- **TO BE DONE**
The records below must be output exactly, without pictures.

- **Records about charts and figures**
----------

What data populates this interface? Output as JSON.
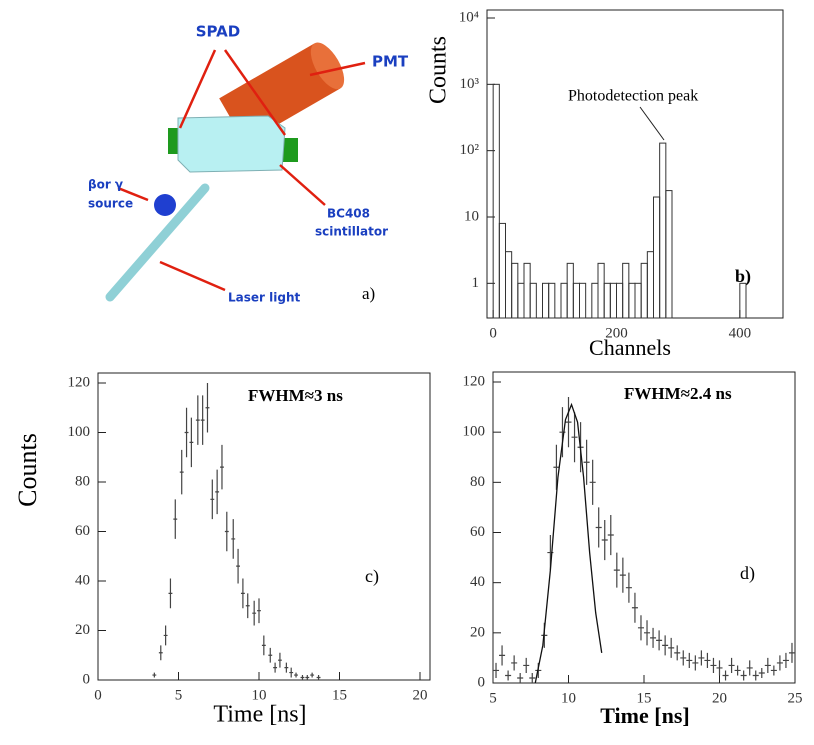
{
  "diagram": {
    "spad": "SPAD",
    "pmt": "PMT",
    "source_line1": "βor γ",
    "source_line2": "source",
    "scint_line1": "BC408",
    "scint_line2": "scintillator",
    "laser": "Laser light",
    "panel": "a)"
  },
  "chart_data": [
    {
      "type": "histogram",
      "ylabel": "Counts",
      "xlabel": "Channels",
      "log": true,
      "annotations": [
        "Photodetection peak",
        "b)"
      ],
      "bins": [
        -10,
        0,
        10,
        20,
        30,
        40,
        50,
        60,
        70,
        80,
        90,
        100,
        110,
        120,
        130,
        140,
        150,
        160,
        170,
        180,
        190,
        200,
        210,
        220,
        230,
        240,
        250,
        260,
        270,
        280,
        290,
        300,
        310,
        320,
        330,
        340,
        350,
        360,
        370,
        380,
        390,
        400,
        410,
        420,
        430,
        440,
        450,
        460,
        470
      ],
      "counts": [
        0,
        1000,
        8,
        3,
        2,
        1,
        2,
        1,
        0,
        1,
        1,
        0,
        1,
        2,
        1,
        1,
        0,
        1,
        2,
        1,
        1,
        1,
        2,
        1,
        1,
        2,
        3,
        20,
        130,
        25,
        0,
        0,
        0,
        0,
        0,
        0,
        0,
        0,
        0,
        0,
        0,
        1,
        0,
        0,
        0,
        0,
        0,
        0
      ],
      "color": "#333333",
      "xlim": [
        -10,
        470
      ],
      "xticks": [
        0,
        200,
        400
      ],
      "ylim": [
        0.3,
        10000
      ],
      "yticks": [
        1,
        10,
        {
          "value": 100,
          "label": "10²"
        },
        {
          "value": 1000,
          "label": "10³"
        },
        {
          "value": 10000,
          "label": "10⁴"
        }
      ]
    },
    {
      "type": "errorbar",
      "ylabel": "Counts",
      "xlabel": "Time [ns]",
      "annotations": [
        "FWHM≈3 ns",
        "c)"
      ],
      "x": [
        3.5,
        3.9,
        4.2,
        4.5,
        4.8,
        5.2,
        5.5,
        5.8,
        6.2,
        6.5,
        6.8,
        7.1,
        7.4,
        7.7,
        8.0,
        8.4,
        8.7,
        9.0,
        9.3,
        9.7,
        10.0,
        10.3,
        10.7,
        11.0,
        11.3,
        11.7,
        12.0,
        12.3,
        12.7,
        13.0,
        13.3,
        13.7
      ],
      "values": [
        2,
        11,
        18,
        35,
        65,
        84,
        100,
        96,
        105,
        105,
        110,
        73,
        76,
        86,
        60,
        57,
        46,
        35,
        30,
        27,
        28,
        14,
        10,
        5,
        8,
        5,
        3,
        2,
        1,
        1,
        2,
        1
      ],
      "errors": [
        1,
        3,
        4,
        6,
        8,
        9,
        10,
        10,
        10,
        10,
        10,
        8,
        9,
        9,
        8,
        8,
        7,
        6,
        5,
        5,
        5,
        4,
        3,
        2,
        3,
        2,
        2,
        1,
        1,
        1,
        1,
        1
      ],
      "xerr": 0.12,
      "color": "#444444",
      "xlim": [
        0,
        20
      ],
      "xticks": [
        0,
        5,
        10,
        15,
        20
      ],
      "ylim": [
        0,
        120
      ],
      "yticks": [
        0,
        20,
        40,
        60,
        80,
        100,
        120
      ]
    },
    {
      "type": "errorbar",
      "xlabel": "Time [ns]",
      "annotations": [
        "FWHM≈2.4 ns",
        "d)"
      ],
      "x": [
        5.2,
        5.6,
        6.0,
        6.4,
        6.8,
        7.2,
        7.6,
        8.0,
        8.4,
        8.8,
        9.2,
        9.6,
        10.0,
        10.4,
        10.8,
        11.2,
        11.6,
        12.0,
        12.4,
        12.8,
        13.2,
        13.6,
        14.0,
        14.4,
        14.8,
        15.2,
        15.6,
        16.0,
        16.4,
        16.8,
        17.2,
        17.6,
        18.0,
        18.4,
        18.8,
        19.2,
        19.6,
        20.0,
        20.4,
        20.8,
        21.2,
        21.6,
        22.0,
        22.4,
        22.8,
        23.2,
        23.6,
        24.0,
        24.4,
        24.8
      ],
      "values": [
        5,
        11,
        3,
        8,
        2,
        7,
        2,
        5,
        19,
        52,
        86,
        100,
        104,
        98,
        94,
        88,
        80,
        62,
        57,
        59,
        45,
        43,
        38,
        30,
        22,
        20,
        18,
        17,
        15,
        14,
        12,
        10,
        9,
        8,
        10,
        9,
        7,
        6,
        3,
        7,
        5,
        3,
        6,
        3,
        4,
        7,
        5,
        8,
        9,
        12
      ],
      "errors": [
        3,
        4,
        2,
        3,
        2,
        3,
        2,
        3,
        5,
        7,
        9,
        10,
        10,
        10,
        10,
        9,
        9,
        8,
        8,
        8,
        7,
        7,
        6,
        6,
        5,
        5,
        4,
        4,
        4,
        4,
        3,
        3,
        3,
        3,
        3,
        3,
        3,
        3,
        2,
        3,
        2,
        2,
        3,
        2,
        2,
        3,
        2,
        3,
        3,
        4
      ],
      "xerr": 0.2,
      "color": "#444444",
      "fit": {
        "x": [
          7.8,
          8.3,
          8.8,
          9.3,
          9.8,
          10.2,
          10.6,
          11.0,
          11.4,
          11.8,
          12.2
        ],
        "values": [
          0,
          15,
          45,
          82,
          105,
          111,
          104,
          82,
          52,
          28,
          12
        ]
      },
      "xlim": [
        5,
        25
      ],
      "xticks": [
        5,
        10,
        15,
        20,
        25
      ],
      "ylim": [
        0,
        120
      ],
      "yticks": [
        0,
        20,
        40,
        60,
        80,
        100,
        120
      ]
    }
  ]
}
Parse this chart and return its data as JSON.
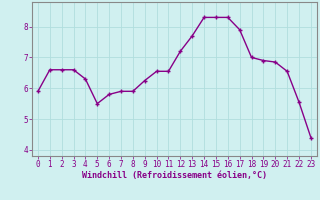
{
  "x": [
    0,
    1,
    2,
    3,
    4,
    5,
    6,
    7,
    8,
    9,
    10,
    11,
    12,
    13,
    14,
    15,
    16,
    17,
    18,
    19,
    20,
    21,
    22,
    23
  ],
  "y": [
    5.9,
    6.6,
    6.6,
    6.6,
    6.3,
    5.5,
    5.8,
    5.9,
    5.9,
    6.25,
    6.55,
    6.55,
    7.2,
    7.7,
    8.3,
    8.3,
    8.3,
    7.9,
    7.0,
    6.9,
    6.85,
    6.55,
    5.55,
    4.4
  ],
  "xlabel": "Windchill (Refroidissement éolien,°C)",
  "xlim": [
    -0.5,
    23.5
  ],
  "ylim": [
    3.8,
    8.8
  ],
  "yticks": [
    4,
    5,
    6,
    7,
    8
  ],
  "xticks": [
    0,
    1,
    2,
    3,
    4,
    5,
    6,
    7,
    8,
    9,
    10,
    11,
    12,
    13,
    14,
    15,
    16,
    17,
    18,
    19,
    20,
    21,
    22,
    23
  ],
  "line_color": "#880088",
  "marker": "+",
  "bg_color": "#d0f0f0",
  "grid_color": "#b0dede",
  "marker_size": 3,
  "line_width": 1.0,
  "tick_fontsize": 5.5,
  "xlabel_fontsize": 6.0
}
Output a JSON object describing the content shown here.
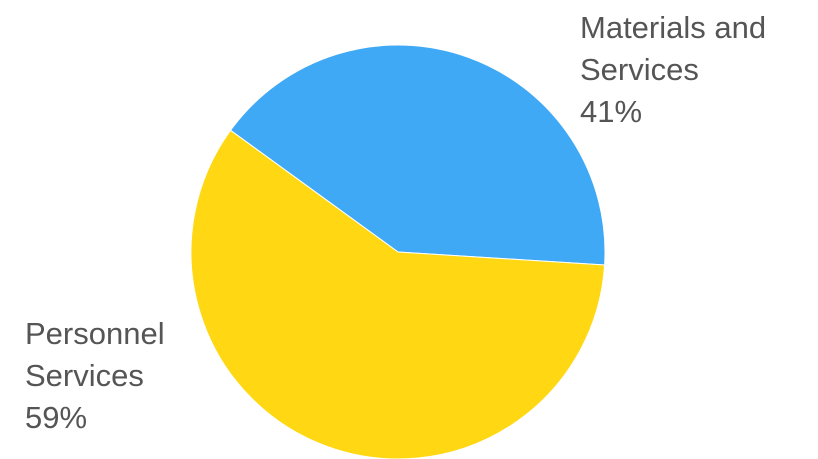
{
  "chart_data": {
    "type": "pie",
    "slices": [
      {
        "label_lines": [
          "Materials and",
          "Services"
        ],
        "percent_label": "41%",
        "value": 41,
        "color": "#3FA9F5"
      },
      {
        "label_lines": [
          "Personnel",
          "Services"
        ],
        "percent_label": "59%",
        "value": 59,
        "color": "#FFD712"
      }
    ],
    "legend": "none (labels beside slices)"
  }
}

----------

- **SOLUTION TO THE EXERCISE**
What data populates this interface? Output as JSON.
{
  "diagram": {
    "spad": "SPAD",
    "pmt": "PMT",
    "source_line1": "βor γ",
    "source_line2": "source",
    "scint_line1": "BC408",
    "scint_line2": "scintillator",
    "laser": "Laser light",
    "panel": "a)"
  },
  "chart_data": [
    {
      "type": "histogram",
      "ylabel": "Counts",
      "xlabel": "Channels",
      "log": true,
      "annotations": [
        "Photodetection peak",
        "b)"
      ],
      "bins": [
        -10,
        0,
        10,
        20,
        30,
        40,
        50,
        60,
        70,
        80,
        90,
        100,
        110,
        120,
        130,
        140,
        150,
        160,
        170,
        180,
        190,
        200,
        210,
        220,
        230,
        240,
        250,
        260,
        270,
        280,
        290,
        300,
        310,
        320,
        330,
        340,
        350,
        360,
        370,
        380,
        390,
        400,
        410,
        420,
        430,
        440,
        450,
        460,
        470
      ],
      "counts": [
        0,
        1000,
        8,
        3,
        2,
        1,
        2,
        1,
        0,
        1,
        1,
        0,
        1,
        2,
        1,
        1,
        0,
        1,
        2,
        1,
        1,
        1,
        2,
        1,
        1,
        2,
        3,
        20,
        130,
        25,
        0,
        0,
        0,
        0,
        0,
        0,
        0,
        0,
        0,
        0,
        0,
        1,
        0,
        0,
        0,
        0,
        0,
        0
      ],
      "color": "#333333",
      "xlim": [
        -10,
        470
      ],
      "xticks": [
        0,
        200,
        400
      ],
      "ylim": [
        0.3,
        10000
      ],
      "yticks": [
        1,
        10,
        {
          "value": 100,
          "label": "10²"
        },
        {
          "value": 1000,
          "label": "10³"
        },
        {
          "value": 10000,
          "label": "10⁴"
        }
      ]
    },
    {
      "type": "errorbar",
      "ylabel": "Counts",
      "xlabel": "Time [ns]",
      "annotations": [
        "FWHM≈3 ns",
        "c)"
      ],
      "x": [
        3.5,
        3.9,
        4.2,
        4.5,
        4.8,
        5.2,
        5.5,
        5.8,
        6.2,
        6.5,
        6.8,
        7.1,
        7.4,
        7.7,
        8.0,
        8.4,
        8.7,
        9.0,
        9.3,
        9.7,
        10.0,
        10.3,
        10.7,
        11.0,
        11.3,
        11.7,
        12.0,
        12.3,
        12.7,
        13.0,
        13.3,
        13.7
      ],
      "values": [
        2,
        11,
        18,
        35,
        65,
        84,
        100,
        96,
        105,
        105,
        110,
        73,
        76,
        86,
        60,
        57,
        46,
        35,
        30,
        27,
        28,
        14,
        10,
        5,
        8,
        5,
        3,
        2,
        1,
        1,
        2,
        1
      ],
      "errors": [
        1,
        3,
        4,
        6,
        8,
        9,
        10,
        10,
        10,
        10,
        10,
        8,
        9,
        9,
        8,
        8,
        7,
        6,
        5,
        5,
        5,
        4,
        3,
        2,
        3,
        2,
        2,
        1,
        1,
        1,
        1,
        1
      ],
      "xerr": 0.12,
      "color": "#444444",
      "xlim": [
        0,
        20
      ],
      "xticks": [
        0,
        5,
        10,
        15,
        20
      ],
      "ylim": [
        0,
        120
      ],
      "yticks": [
        0,
        20,
        40,
        60,
        80,
        100,
        120
      ]
    },
    {
      "type": "errorbar",
      "xlabel": "Time [ns]",
      "annotations": [
        "FWHM≈2.4 ns",
        "d)"
      ],
      "x": [
        5.2,
        5.6,
        6.0,
        6.4,
        6.8,
        7.2,
        7.6,
        8.0,
        8.4,
        8.8,
        9.2,
        9.6,
        10.0,
        10.4,
        10.8,
        11.2,
        11.6,
        12.0,
        12.4,
        12.8,
        13.2,
        13.6,
        14.0,
        14.4,
        14.8,
        15.2,
        15.6,
        16.0,
        16.4,
        16.8,
        17.2,
        17.6,
        18.0,
        18.4,
        18.8,
        19.2,
        19.6,
        20.0,
        20.4,
        20.8,
        21.2,
        21.6,
        22.0,
        22.4,
        22.8,
        23.2,
        23.6,
        24.0,
        24.4,
        24.8
      ],
      "values": [
        5,
        11,
        3,
        8,
        2,
        7,
        2,
        5,
        19,
        52,
        86,
        100,
        104,
        98,
        94,
        88,
        80,
        62,
        57,
        59,
        45,
        43,
        38,
        30,
        22,
        20,
        18,
        17,
        15,
        14,
        12,
        10,
        9,
        8,
        10,
        9,
        7,
        6,
        3,
        7,
        5,
        3,
        6,
        3,
        4,
        7,
        5,
        8,
        9,
        12
      ],
      "errors": [
        3,
        4,
        2,
        3,
        2,
        3,
        2,
        3,
        5,
        7,
        9,
        10,
        10,
        10,
        10,
        9,
        9,
        8,
        8,
        8,
        7,
        7,
        6,
        6,
        5,
        5,
        4,
        4,
        4,
        4,
        3,
        3,
        3,
        3,
        3,
        3,
        3,
        3,
        2,
        3,
        2,
        2,
        3,
        2,
        2,
        3,
        2,
        3,
        3,
        4
      ],
      "xerr": 0.2,
      "color": "#444444",
      "fit": {
        "x": [
          7.8,
          8.3,
          8.8,
          9.3,
          9.8,
          10.2,
          10.6,
          11.0,
          11.4,
          11.8,
          12.2
        ],
        "values": [
          0,
          15,
          45,
          82,
          105,
          111,
          104,
          82,
          52,
          28,
          12
        ]
      },
      "xlim": [
        5,
        25
      ],
      "xticks": [
        5,
        10,
        15,
        20,
        25
      ],
      "ylim": [
        0,
        120
      ],
      "yticks": [
        0,
        20,
        40,
        60,
        80,
        100,
        120
      ]
    }
  ]
}
Parse this chart and return its data as JSON.
{
  "x": [
    0,
    1,
    2,
    3,
    4,
    5,
    6,
    7,
    8,
    9,
    10,
    11,
    12,
    13,
    14,
    15,
    16,
    17,
    18,
    19,
    20,
    21,
    22,
    23
  ],
  "y": [
    5.9,
    6.6,
    6.6,
    6.6,
    6.3,
    5.5,
    5.8,
    5.9,
    5.9,
    6.25,
    6.55,
    6.55,
    7.2,
    7.7,
    8.3,
    8.3,
    8.3,
    7.9,
    7.0,
    6.9,
    6.85,
    6.55,
    5.55,
    4.4
  ],
  "xlabel": "Windchill (Refroidissement éolien,°C)",
  "xlim": [
    -0.5,
    23.5
  ],
  "ylim": [
    3.8,
    8.8
  ],
  "yticks": [
    4,
    5,
    6,
    7,
    8
  ],
  "xticks": [
    0,
    1,
    2,
    3,
    4,
    5,
    6,
    7,
    8,
    9,
    10,
    11,
    12,
    13,
    14,
    15,
    16,
    17,
    18,
    19,
    20,
    21,
    22,
    23
  ],
  "line_color": "#880088",
  "marker": "+",
  "bg_color": "#d0f0f0",
  "grid_color": "#b0dede",
  "marker_size": 3,
  "line_width": 1.0,
  "tick_fontsize": 5.5,
  "xlabel_fontsize": 6.0
}
Output a JSON object describing the content shown here.
{
  "chart_data": {
    "type": "pie",
    "slices": [
      {
        "label_lines": [
          "Materials and",
          "Services"
        ],
        "percent_label": "41%",
        "value": 41,
        "color": "#3FA9F5"
      },
      {
        "label_lines": [
          "Personnel",
          "Services"
        ],
        "percent_label": "59%",
        "value": 59,
        "color": "#FFD712"
      }
    ],
    "legend": "none (labels beside slices)"
  }
}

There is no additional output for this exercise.